Aim of the exercise - For the entries that follow, report how many lines include the word "partielle" and add nothing.

Source data -

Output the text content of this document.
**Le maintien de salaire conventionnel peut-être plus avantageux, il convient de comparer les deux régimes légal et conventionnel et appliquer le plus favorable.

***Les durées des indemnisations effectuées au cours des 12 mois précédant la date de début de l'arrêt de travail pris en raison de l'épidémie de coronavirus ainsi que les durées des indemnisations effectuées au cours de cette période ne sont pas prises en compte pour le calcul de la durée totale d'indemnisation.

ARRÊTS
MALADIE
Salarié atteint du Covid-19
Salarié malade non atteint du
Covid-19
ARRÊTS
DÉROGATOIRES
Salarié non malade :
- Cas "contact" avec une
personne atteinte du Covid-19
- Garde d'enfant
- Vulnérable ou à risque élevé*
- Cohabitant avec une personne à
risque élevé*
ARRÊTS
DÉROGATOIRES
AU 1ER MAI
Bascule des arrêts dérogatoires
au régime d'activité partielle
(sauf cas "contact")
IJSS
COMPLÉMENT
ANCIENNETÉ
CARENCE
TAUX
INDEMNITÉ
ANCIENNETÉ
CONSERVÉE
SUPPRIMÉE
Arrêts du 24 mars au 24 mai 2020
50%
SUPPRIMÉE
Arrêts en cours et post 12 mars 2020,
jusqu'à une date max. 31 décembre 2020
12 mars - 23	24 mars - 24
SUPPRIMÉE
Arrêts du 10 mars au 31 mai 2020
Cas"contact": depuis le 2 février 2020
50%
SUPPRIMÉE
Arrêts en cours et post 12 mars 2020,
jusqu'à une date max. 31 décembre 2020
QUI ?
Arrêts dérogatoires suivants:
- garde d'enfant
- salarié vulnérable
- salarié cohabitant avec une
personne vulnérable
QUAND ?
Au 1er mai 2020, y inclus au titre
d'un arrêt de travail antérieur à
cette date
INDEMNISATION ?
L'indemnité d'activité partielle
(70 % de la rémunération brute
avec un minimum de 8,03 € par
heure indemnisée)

---

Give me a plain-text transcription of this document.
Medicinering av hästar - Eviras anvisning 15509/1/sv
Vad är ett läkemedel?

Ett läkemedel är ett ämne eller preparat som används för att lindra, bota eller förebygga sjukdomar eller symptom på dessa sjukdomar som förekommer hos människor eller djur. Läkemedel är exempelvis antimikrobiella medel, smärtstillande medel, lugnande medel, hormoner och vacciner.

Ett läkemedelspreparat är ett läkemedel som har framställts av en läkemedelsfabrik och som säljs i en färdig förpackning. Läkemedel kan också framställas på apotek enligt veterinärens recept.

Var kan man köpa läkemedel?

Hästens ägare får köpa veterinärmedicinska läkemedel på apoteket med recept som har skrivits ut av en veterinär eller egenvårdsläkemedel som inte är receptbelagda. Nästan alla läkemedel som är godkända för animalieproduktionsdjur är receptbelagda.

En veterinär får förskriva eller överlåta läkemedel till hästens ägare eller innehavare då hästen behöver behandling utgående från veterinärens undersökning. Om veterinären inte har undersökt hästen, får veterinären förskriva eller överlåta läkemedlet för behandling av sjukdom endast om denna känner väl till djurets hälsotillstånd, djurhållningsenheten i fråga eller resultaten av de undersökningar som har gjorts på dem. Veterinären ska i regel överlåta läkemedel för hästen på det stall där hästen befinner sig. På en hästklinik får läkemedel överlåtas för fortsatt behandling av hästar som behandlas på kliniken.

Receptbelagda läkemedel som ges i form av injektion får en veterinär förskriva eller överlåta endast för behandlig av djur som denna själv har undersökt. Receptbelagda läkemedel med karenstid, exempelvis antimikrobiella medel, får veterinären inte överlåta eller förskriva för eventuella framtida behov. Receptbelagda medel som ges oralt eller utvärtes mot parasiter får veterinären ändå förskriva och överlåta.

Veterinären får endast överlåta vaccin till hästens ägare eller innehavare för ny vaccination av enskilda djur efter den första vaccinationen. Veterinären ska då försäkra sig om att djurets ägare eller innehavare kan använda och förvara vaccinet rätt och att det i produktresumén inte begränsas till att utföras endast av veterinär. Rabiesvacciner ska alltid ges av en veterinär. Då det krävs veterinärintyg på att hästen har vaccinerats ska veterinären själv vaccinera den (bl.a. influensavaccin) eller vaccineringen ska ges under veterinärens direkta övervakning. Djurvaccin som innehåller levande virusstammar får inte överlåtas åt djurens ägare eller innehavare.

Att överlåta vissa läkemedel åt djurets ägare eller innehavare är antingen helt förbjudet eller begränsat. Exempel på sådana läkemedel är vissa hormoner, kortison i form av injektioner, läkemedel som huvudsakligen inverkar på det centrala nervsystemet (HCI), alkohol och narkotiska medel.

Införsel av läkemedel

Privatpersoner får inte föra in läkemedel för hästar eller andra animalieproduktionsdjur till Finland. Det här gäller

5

--

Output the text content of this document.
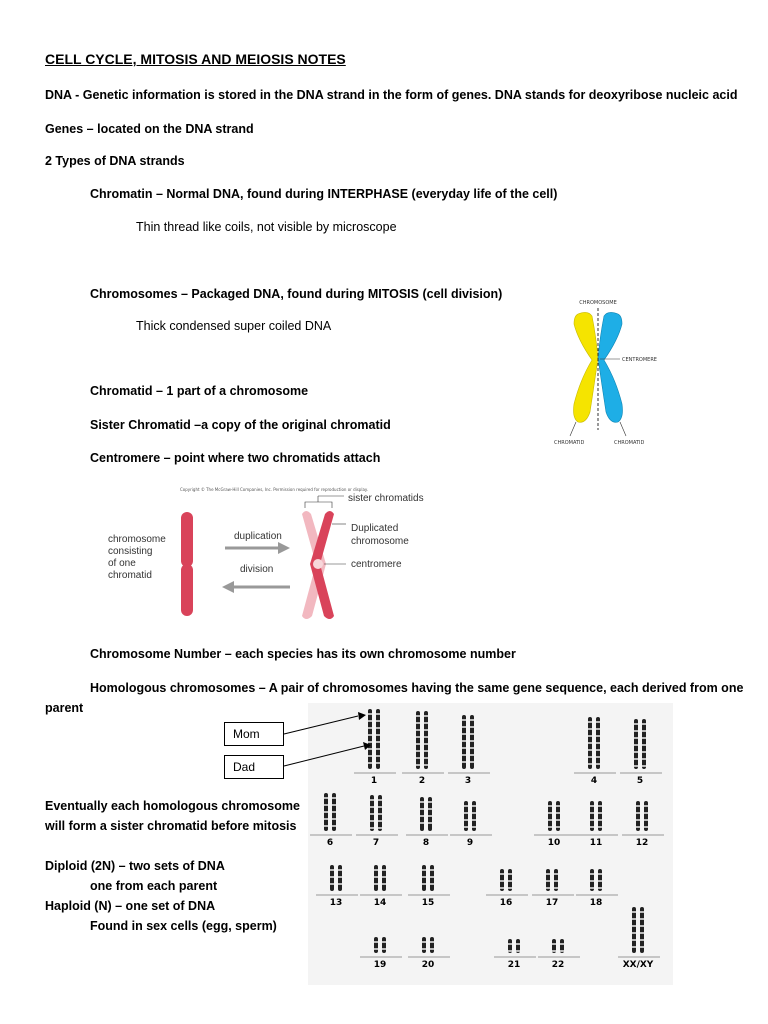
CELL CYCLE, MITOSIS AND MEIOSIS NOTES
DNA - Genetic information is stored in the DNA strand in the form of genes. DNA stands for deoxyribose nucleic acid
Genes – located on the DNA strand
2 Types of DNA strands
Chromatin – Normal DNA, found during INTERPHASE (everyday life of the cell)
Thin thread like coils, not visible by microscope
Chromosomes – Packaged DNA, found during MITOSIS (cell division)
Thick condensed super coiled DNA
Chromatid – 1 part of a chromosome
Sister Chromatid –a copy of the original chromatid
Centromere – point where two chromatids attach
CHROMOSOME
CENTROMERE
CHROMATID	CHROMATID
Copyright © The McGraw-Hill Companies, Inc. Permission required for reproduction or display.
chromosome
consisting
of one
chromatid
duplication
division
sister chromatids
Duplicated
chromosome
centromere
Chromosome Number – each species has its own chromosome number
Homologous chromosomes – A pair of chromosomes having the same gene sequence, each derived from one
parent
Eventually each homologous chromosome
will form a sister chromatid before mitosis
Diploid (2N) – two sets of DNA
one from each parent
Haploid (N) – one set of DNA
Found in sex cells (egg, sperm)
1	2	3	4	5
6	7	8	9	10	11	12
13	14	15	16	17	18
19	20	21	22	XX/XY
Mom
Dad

Output of the task - 2